Do any lines in the data below contain "ylabel"? If so, copy every one of them.

# start of PROVIDED RECORDS

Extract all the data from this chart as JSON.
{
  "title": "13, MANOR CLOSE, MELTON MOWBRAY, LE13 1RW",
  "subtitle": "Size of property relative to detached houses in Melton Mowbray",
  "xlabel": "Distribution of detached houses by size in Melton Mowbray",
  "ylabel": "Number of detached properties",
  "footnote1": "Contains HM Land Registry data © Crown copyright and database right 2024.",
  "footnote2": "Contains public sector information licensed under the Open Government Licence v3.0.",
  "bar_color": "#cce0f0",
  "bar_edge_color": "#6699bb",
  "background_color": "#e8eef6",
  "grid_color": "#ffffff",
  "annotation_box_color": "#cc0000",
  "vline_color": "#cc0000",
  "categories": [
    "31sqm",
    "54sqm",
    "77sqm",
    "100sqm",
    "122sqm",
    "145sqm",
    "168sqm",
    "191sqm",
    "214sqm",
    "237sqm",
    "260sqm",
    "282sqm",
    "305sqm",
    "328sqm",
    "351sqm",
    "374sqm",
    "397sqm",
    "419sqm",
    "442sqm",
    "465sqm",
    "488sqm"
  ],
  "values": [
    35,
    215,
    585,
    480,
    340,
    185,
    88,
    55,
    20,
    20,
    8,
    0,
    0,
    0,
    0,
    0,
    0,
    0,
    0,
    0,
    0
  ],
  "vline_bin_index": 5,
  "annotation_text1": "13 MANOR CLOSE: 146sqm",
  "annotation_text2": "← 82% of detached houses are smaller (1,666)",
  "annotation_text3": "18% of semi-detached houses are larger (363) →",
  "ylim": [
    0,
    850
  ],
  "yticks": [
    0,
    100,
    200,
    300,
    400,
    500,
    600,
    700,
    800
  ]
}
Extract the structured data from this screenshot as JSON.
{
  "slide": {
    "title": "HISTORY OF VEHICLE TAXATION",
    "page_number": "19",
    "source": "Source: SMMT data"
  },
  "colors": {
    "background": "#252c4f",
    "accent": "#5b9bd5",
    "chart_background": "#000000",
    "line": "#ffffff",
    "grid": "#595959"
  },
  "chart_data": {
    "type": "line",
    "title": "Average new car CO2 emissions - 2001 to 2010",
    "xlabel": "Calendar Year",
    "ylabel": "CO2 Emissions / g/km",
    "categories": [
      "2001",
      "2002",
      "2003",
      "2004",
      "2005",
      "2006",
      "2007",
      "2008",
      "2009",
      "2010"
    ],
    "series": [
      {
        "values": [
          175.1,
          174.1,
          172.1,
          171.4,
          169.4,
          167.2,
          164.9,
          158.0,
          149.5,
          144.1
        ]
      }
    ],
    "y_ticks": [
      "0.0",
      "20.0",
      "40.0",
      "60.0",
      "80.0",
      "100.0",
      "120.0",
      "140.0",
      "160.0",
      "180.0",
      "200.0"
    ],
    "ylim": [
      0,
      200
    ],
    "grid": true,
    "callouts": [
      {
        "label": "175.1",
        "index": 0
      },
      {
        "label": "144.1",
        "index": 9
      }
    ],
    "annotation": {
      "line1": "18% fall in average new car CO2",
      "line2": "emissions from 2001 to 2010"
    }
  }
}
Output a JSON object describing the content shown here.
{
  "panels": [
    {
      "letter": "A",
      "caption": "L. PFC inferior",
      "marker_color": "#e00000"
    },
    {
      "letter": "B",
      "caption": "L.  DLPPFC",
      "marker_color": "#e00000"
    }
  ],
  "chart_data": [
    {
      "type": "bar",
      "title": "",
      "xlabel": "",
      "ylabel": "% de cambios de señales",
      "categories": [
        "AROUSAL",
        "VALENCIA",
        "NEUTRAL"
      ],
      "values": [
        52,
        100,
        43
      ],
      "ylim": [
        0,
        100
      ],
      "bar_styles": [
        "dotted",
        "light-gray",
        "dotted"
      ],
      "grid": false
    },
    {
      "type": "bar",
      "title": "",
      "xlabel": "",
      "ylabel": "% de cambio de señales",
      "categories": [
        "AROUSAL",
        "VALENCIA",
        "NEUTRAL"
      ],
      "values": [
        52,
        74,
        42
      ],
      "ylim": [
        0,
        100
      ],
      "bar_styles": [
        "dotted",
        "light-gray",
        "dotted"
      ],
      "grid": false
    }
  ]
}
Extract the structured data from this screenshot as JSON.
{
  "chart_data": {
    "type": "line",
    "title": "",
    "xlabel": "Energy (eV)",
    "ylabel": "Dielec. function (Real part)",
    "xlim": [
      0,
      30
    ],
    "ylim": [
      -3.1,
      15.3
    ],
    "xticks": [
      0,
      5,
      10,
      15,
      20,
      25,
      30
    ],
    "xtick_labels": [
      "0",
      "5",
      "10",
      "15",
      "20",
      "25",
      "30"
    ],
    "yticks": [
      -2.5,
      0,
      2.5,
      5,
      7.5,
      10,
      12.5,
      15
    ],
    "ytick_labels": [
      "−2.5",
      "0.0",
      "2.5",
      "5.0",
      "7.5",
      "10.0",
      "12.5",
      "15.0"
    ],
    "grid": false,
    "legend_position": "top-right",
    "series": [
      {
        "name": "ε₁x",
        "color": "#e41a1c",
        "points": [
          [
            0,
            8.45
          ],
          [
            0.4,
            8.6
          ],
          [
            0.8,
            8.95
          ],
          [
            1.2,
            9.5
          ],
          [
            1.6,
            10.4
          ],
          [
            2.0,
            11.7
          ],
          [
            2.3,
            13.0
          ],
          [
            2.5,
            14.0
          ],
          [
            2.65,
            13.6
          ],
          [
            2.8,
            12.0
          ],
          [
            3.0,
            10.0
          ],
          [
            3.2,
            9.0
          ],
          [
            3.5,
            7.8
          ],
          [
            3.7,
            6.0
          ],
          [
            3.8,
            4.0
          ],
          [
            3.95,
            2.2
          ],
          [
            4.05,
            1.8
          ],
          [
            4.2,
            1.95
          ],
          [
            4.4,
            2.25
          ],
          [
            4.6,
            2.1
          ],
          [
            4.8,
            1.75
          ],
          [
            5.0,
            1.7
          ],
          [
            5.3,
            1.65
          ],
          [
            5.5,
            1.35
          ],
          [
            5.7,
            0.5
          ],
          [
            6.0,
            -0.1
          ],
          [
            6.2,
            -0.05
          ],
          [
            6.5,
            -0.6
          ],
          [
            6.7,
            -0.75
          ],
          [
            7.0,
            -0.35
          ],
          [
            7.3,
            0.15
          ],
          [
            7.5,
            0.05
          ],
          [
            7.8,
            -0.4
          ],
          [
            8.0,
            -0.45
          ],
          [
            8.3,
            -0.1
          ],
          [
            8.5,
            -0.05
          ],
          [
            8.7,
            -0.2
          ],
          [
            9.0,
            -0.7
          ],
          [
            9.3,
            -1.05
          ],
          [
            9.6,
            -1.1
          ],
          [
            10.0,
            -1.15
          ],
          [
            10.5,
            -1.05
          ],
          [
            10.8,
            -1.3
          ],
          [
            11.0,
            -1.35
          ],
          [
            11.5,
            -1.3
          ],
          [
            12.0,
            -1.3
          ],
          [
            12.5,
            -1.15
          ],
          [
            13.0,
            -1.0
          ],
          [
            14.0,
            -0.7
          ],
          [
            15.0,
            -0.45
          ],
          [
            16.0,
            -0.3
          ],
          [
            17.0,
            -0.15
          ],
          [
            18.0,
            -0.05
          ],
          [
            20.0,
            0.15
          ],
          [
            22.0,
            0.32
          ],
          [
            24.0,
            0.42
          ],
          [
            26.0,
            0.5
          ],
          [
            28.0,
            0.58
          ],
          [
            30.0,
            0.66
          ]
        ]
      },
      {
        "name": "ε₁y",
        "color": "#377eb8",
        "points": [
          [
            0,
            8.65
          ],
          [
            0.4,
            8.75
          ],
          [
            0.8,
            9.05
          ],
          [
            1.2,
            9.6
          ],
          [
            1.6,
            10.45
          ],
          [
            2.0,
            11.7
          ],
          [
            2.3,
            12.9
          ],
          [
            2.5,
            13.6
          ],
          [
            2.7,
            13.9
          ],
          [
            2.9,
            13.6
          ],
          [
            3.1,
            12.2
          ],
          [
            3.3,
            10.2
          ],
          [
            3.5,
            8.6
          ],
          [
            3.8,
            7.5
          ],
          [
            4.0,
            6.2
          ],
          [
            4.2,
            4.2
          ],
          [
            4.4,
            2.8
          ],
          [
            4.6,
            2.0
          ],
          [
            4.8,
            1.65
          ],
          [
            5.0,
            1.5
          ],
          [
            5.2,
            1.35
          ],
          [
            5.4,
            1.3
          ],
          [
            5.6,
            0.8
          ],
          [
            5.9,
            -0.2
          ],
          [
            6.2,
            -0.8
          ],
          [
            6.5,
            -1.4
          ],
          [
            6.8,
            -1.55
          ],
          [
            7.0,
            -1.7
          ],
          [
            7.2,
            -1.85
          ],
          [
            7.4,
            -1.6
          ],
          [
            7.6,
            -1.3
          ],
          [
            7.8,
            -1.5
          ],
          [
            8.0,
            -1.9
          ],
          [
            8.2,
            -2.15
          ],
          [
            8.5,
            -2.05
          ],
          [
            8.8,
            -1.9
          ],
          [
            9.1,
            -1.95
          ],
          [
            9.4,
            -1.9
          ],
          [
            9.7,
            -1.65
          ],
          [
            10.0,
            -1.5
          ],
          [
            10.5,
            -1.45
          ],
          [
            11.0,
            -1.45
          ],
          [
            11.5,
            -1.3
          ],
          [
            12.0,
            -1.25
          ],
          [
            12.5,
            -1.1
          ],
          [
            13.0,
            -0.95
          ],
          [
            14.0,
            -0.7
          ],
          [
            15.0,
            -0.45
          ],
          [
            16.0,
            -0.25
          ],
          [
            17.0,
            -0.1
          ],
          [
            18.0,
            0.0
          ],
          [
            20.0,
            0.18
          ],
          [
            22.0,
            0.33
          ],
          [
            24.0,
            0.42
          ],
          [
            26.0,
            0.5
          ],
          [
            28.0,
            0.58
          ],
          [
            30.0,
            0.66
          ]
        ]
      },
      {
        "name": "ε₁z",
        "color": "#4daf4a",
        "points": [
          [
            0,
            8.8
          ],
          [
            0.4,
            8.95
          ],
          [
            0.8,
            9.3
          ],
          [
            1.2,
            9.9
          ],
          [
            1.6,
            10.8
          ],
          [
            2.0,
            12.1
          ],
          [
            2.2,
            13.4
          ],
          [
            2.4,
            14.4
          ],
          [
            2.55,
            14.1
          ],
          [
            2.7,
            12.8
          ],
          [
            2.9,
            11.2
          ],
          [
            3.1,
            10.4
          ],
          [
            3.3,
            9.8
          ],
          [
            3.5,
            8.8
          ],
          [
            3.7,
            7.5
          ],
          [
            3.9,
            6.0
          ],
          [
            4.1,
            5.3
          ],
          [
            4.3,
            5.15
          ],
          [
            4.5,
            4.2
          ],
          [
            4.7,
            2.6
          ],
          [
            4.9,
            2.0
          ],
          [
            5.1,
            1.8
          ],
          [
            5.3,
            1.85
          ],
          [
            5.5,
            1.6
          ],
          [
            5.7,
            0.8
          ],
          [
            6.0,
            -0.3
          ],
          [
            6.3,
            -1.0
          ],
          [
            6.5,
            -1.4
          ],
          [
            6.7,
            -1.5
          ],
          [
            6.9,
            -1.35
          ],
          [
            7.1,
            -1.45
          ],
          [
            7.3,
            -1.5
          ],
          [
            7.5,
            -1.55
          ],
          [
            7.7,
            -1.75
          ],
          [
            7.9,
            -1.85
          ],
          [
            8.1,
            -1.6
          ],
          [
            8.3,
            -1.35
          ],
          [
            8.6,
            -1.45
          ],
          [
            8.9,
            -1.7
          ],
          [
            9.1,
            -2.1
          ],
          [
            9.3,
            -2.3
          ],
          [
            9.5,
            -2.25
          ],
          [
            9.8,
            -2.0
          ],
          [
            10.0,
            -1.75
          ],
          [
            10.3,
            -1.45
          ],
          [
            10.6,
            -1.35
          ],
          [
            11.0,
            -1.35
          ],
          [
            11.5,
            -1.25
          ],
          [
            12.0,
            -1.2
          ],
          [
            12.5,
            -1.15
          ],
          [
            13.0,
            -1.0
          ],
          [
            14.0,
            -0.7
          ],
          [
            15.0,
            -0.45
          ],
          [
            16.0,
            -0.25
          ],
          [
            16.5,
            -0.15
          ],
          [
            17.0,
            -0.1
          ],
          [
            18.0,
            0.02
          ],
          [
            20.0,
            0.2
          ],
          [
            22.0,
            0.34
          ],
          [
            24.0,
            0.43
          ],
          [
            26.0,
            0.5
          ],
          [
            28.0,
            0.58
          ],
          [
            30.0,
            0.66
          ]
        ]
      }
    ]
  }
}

# end of PROVIDED RECORDS

EXERCISE SOLUTION:
  "ylabel": "Number of detached properties",
    "ylabel": "CO2 Emissions / g/km",
      "ylabel": "% de cambios de señales",
      "ylabel": "% de cambio de señales",
    "ylabel": "Dielec. function (Real part)",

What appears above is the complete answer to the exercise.